━━ EXCERTO FORNECIDO ━━
Este processo passa, também, por aperfeiçoar o sistema de transferência de competências específicas, atribuindo-as àqueles que, em primeira linha, melhor estejam habilitados a identificar, compreender e, assim, decidir, sobre as especificidades de cada território.
Nessa medida, no que respeita às declarações de utilidade pública de expropriação dos bens imóveis e direitos a eles inerentes que sejam de iniciativa municipal, considera-se que as competências decisórias e a responsabilidade por estes procedimentos deverão ser tomadas pelo órgão deliberativo dos municípios.
As assembleias municipais já se encontram dotadas de competências para a declaração de utilidade pública das expropriações no âmbito da concretização dos planos de urbanização ou planos de pormenor, e nas situações abrangidas pelo regime especial de expropriação e constituição de servidões administrativas para a execução de projetos integrados no Programa de Estabilização Económica e Social e no Plano de Recuperação e Resiliência, conforme estabelecido pelo Decreto-Lei n.º 15/2021, de 23 de fevereiro, alterado pela Lei n.º 5/2023, de 20 de janeiro.
━━━
━━ ENTRADAS DE DADOS ━━
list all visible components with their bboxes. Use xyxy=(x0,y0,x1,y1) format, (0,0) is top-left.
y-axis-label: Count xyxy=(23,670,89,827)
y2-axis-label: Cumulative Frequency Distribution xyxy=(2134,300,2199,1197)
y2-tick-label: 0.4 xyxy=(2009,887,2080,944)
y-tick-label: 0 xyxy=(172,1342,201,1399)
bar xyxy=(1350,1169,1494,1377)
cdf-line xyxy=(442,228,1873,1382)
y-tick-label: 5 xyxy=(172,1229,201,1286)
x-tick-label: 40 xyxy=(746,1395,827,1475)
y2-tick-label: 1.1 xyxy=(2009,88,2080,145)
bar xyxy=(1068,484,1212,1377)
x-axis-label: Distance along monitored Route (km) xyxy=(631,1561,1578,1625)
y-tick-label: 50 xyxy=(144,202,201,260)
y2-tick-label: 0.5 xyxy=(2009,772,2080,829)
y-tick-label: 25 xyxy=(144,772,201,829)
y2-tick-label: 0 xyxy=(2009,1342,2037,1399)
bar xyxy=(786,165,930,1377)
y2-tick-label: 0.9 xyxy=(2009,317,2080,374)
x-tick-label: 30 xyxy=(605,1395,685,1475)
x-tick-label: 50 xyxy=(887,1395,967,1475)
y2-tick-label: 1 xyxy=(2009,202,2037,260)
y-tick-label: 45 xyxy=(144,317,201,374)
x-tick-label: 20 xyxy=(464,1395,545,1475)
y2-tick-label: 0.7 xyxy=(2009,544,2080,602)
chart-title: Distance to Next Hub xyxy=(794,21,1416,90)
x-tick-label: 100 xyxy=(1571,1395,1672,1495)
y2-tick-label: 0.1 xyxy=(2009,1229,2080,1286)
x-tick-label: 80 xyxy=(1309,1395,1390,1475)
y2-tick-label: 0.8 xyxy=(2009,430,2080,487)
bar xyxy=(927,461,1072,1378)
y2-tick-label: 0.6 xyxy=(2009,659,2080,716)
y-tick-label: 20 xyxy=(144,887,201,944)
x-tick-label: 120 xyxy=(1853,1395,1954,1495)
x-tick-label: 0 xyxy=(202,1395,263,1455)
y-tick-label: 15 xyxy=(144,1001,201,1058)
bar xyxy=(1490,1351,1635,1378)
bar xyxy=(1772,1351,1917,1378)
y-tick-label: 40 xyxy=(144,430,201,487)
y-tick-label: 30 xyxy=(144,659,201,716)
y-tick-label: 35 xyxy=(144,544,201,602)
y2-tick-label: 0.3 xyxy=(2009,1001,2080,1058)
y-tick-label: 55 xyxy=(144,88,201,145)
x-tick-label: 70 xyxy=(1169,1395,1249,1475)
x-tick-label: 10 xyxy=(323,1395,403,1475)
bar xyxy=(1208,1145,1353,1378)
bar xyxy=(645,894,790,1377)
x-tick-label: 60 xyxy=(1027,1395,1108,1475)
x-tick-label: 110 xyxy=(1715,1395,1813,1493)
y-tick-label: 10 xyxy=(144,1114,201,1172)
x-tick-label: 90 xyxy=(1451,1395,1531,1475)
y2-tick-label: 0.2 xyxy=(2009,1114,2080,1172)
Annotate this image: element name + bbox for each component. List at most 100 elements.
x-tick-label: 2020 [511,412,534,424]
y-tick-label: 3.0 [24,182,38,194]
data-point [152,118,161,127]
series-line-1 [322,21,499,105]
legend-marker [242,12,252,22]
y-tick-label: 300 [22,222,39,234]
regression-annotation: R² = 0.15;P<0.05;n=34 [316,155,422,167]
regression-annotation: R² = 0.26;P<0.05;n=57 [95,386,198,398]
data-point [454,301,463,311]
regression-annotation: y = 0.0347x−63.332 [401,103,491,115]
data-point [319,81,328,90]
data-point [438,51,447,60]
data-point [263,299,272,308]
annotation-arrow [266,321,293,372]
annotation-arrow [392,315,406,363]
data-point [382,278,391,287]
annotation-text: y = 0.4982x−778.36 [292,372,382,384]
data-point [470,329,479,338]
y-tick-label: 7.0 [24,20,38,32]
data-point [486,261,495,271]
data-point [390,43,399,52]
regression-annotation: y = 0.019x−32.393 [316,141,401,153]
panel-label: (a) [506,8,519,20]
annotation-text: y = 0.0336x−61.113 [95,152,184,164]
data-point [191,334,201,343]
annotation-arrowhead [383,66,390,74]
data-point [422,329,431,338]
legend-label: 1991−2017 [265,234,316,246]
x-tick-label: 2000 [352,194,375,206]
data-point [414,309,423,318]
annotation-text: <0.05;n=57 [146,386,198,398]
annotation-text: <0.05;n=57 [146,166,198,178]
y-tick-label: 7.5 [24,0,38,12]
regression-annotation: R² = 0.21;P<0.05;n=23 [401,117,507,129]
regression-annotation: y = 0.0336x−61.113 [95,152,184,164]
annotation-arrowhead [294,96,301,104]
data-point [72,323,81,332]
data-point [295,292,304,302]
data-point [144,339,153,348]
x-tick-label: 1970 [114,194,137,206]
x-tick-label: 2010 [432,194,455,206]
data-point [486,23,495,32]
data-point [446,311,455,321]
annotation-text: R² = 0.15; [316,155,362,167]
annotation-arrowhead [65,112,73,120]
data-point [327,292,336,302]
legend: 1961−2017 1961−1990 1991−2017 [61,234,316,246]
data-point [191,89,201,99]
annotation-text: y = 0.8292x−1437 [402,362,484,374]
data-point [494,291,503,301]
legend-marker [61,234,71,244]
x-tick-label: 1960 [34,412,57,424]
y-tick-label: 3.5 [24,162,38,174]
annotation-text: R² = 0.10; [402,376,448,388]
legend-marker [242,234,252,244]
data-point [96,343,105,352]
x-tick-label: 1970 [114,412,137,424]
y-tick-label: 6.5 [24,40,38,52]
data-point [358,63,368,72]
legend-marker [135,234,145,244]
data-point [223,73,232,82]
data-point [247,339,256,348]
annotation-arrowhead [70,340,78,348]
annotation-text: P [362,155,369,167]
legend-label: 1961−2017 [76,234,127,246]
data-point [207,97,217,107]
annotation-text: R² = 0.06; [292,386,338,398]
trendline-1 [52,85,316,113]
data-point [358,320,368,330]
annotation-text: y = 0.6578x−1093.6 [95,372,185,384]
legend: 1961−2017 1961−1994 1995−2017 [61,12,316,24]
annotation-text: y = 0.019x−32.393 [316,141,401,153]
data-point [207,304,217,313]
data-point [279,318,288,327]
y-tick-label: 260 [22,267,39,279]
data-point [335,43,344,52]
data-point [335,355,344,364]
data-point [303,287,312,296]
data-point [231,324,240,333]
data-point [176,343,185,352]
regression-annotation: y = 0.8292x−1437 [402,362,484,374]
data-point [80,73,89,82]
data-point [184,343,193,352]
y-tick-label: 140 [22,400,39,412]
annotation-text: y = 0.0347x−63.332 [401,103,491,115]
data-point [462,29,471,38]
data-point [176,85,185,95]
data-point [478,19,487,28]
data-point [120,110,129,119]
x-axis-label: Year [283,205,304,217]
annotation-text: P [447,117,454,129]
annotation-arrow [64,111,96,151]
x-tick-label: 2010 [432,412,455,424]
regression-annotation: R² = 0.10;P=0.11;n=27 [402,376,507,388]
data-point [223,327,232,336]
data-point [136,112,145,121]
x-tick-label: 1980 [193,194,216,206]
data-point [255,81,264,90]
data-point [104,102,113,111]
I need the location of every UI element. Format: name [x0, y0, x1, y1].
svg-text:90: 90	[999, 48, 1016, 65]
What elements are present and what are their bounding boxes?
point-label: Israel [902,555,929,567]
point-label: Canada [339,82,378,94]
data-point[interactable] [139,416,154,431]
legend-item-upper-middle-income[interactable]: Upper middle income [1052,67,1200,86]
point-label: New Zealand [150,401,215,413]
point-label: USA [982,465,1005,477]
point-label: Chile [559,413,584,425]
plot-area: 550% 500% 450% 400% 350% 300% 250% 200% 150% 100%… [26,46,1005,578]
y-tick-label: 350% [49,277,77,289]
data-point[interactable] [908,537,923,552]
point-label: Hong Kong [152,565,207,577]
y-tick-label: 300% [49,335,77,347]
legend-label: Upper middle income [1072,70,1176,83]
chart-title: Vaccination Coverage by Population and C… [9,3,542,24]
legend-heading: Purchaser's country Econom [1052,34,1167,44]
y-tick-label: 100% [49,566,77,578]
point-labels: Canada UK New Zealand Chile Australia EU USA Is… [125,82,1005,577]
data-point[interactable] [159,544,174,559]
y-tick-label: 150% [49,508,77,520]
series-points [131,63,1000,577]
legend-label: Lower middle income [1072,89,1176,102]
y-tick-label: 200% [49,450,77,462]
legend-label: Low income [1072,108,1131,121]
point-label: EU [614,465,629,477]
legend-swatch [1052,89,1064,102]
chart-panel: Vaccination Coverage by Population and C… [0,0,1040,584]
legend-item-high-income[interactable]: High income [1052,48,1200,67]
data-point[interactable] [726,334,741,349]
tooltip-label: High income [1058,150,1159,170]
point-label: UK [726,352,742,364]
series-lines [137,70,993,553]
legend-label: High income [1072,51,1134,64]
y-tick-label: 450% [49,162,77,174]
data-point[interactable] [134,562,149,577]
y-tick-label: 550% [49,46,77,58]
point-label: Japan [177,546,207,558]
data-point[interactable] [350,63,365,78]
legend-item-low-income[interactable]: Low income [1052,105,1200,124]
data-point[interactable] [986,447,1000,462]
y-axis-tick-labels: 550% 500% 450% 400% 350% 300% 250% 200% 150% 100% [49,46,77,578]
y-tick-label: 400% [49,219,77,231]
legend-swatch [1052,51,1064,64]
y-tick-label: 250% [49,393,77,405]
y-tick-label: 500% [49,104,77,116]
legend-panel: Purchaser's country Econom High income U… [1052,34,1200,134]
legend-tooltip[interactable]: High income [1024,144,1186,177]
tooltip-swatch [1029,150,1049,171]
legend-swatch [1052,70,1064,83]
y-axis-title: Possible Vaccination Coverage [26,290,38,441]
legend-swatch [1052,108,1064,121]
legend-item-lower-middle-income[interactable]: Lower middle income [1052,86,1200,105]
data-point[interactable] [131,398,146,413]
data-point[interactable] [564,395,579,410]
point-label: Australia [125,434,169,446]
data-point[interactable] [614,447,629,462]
━━━
*TAREFA A REALIZAR*
No excerto sobre as expropriações de iniciativa municipal, que diploma estabelece o regime especial de expropriação para a execução de projetos integrados no Plano de Recuperação e Resiliência?

*RESPOSTA*
O Decreto-Lei n.º 15/2021, de 23 de fevereiro, alterado pela Lei n.º 5/2023, de 20 de janeiro.